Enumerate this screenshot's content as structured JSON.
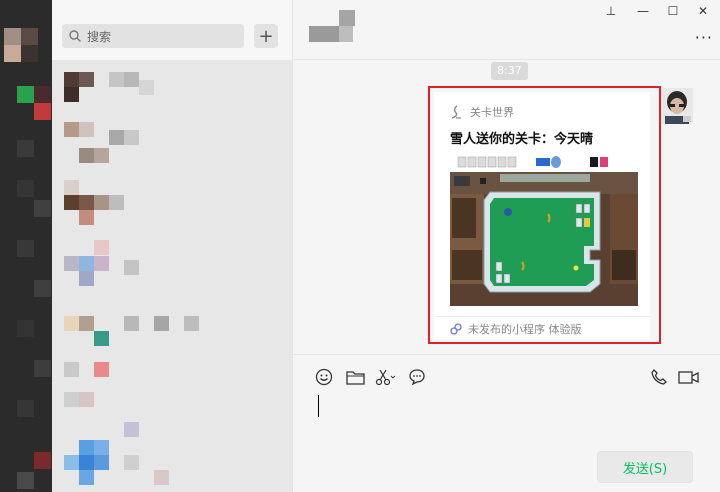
{
  "search": {
    "placeholder": "搜索",
    "add_label": "+"
  },
  "window": {
    "pin": "⊥",
    "minimize": "—",
    "maximize": "☐",
    "close": "✕",
    "more": "···"
  },
  "chat": {
    "time": "8:37"
  },
  "card": {
    "brand": "关卡世界",
    "title": "雪人送你的关卡：今天晴",
    "footer": "未发布的小程序 体验版"
  },
  "composer": {
    "send_label": "发送(S)"
  },
  "colors": {
    "accent": "#07c160",
    "highlight": "#d8232a",
    "game_green": "#1f9d55"
  },
  "icons": [
    "search-icon",
    "add-icon",
    "pin-icon",
    "minimize-icon",
    "maximize-icon",
    "close-icon",
    "more-icon",
    "emoji-icon",
    "folder-icon",
    "scissors-icon",
    "chat-bubble-icon",
    "phone-icon",
    "video-icon",
    "mini-program-icon"
  ]
}
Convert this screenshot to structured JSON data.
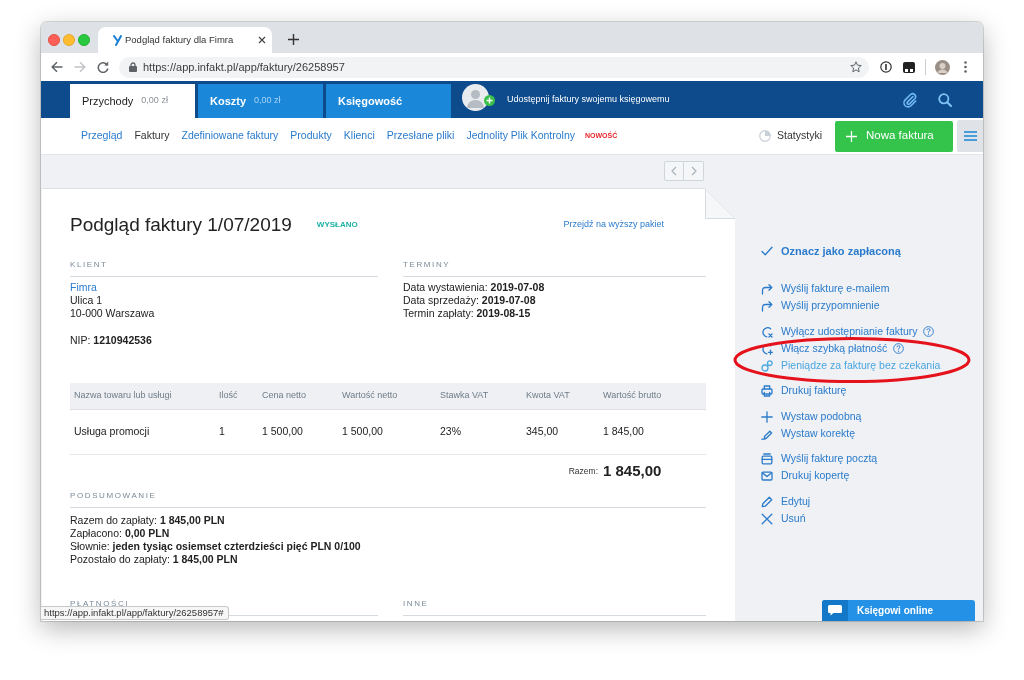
{
  "browser": {
    "tab_title": "Podgląd faktury dla Fimra",
    "url": "https://app.infakt.pl/app/faktury/26258957",
    "forward_disabled": true,
    "status_url": "https://app.infakt.pl/app/faktury/26258957#"
  },
  "app_tabs": [
    {
      "label": "Przychody",
      "amount": "0,00 zł",
      "selected": true
    },
    {
      "label": "Koszty",
      "amount": "0,00 zł",
      "selected": false
    },
    {
      "label": "Księgowość",
      "selected": false
    }
  ],
  "share_prompt": "Udostępnij faktury swojemu księgowemu",
  "subnav": {
    "items": [
      {
        "label": "Przegląd",
        "selected": false
      },
      {
        "label": "Faktury",
        "selected": true
      },
      {
        "label": "Zdefiniowane faktury",
        "selected": false
      },
      {
        "label": "Produkty",
        "selected": false
      },
      {
        "label": "Klienci",
        "selected": false
      },
      {
        "label": "Przesłane pliki",
        "selected": false
      },
      {
        "label": "Jednolity Plik Kontrolny",
        "selected": false,
        "badge": "NOWOŚĆ"
      }
    ],
    "statistics": "Statystyki",
    "new_invoice_button": "Nowa faktura"
  },
  "invoice": {
    "title": "Podgląd faktury 1/07/2019",
    "status": "WYSŁANO",
    "upgrade_link": "Przejdź na wyższy pakiet",
    "client": {
      "heading": "KLIENT",
      "name": "Fimra",
      "address": [
        "Ulica 1",
        "10-000 Warszawa"
      ],
      "tax_id": "NIP: **1210942536**"
    },
    "terms": {
      "heading": "TERMINY",
      "lines": [
        "Data wystawienia: **2019-07-08**",
        "Data sprzedaży: **2019-07-08**",
        "Termin zapłaty: **2019-08-15**"
      ]
    },
    "table": {
      "columns": [
        "Nazwa towaru lub usługi",
        "Ilość",
        "Cena netto",
        "Wartość netto",
        "Stawka VAT",
        "Kwota VAT",
        "Wartość brutto"
      ],
      "rows": [
        [
          "Usługa promocji",
          "1",
          "1 500,00",
          "1 500,00",
          "23%",
          "345,00",
          "1 845,00"
        ]
      ]
    },
    "total": {
      "label": "Razem:",
      "value": "1 845,00"
    },
    "summary": {
      "heading": "PODSUMOWANIE",
      "lines": [
        "Razem do zapłaty: **1 845,00 PLN**",
        "Zapłacono: **0,00 PLN**",
        "Słownie: **jeden tysiąc osiemset czterdzieści pięć PLN 0/100**",
        "Pozostało do zapłaty: **1 845,00 PLN**"
      ]
    },
    "payments": {
      "heading": "PŁATNOŚCI"
    },
    "other": {
      "heading": "INNE"
    }
  },
  "actions": [
    {
      "items": [
        {
          "label": "Oznacz jako zapłaconą",
          "kind": "primary",
          "help": false
        }
      ]
    },
    {
      "items": [
        {
          "label": "Wyślij fakturę e-mailem",
          "kind": "link",
          "help": false
        },
        {
          "label": "Wyślij przypomnienie",
          "kind": "link",
          "help": false
        }
      ]
    },
    {
      "items": [
        {
          "label": "Wyłącz udostępnianie faktury",
          "kind": "link",
          "help": true
        },
        {
          "label": "Włącz szybką płatność",
          "kind": "link",
          "help": true
        },
        {
          "label": "Pieniądze za fakturę bez czekania",
          "kind": "promo",
          "help": false
        }
      ]
    },
    {
      "items": [
        {
          "label": "Drukuj fakturę",
          "kind": "link",
          "help": false
        }
      ]
    },
    {
      "items": [
        {
          "label": "Wystaw podobną",
          "kind": "link",
          "help": false
        },
        {
          "label": "Wystaw korektę",
          "kind": "link",
          "help": false
        }
      ]
    },
    {
      "items": [
        {
          "label": "Wyślij fakturę pocztą",
          "kind": "link",
          "help": false
        },
        {
          "label": "Drukuj kopertę",
          "kind": "link",
          "help": false
        }
      ]
    },
    {
      "items": [
        {
          "label": "Edytuj",
          "kind": "link",
          "help": false
        },
        {
          "label": "Usuń",
          "kind": "link",
          "help": false
        }
      ]
    }
  ],
  "chat_button": "Księgowi online"
}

──────────

** Aim **
Show every line that contains the word "JSON".

** Response to this task **
Enumerate this screenshot's content as structured JSON.
Convert this screenshot to structured JSON data.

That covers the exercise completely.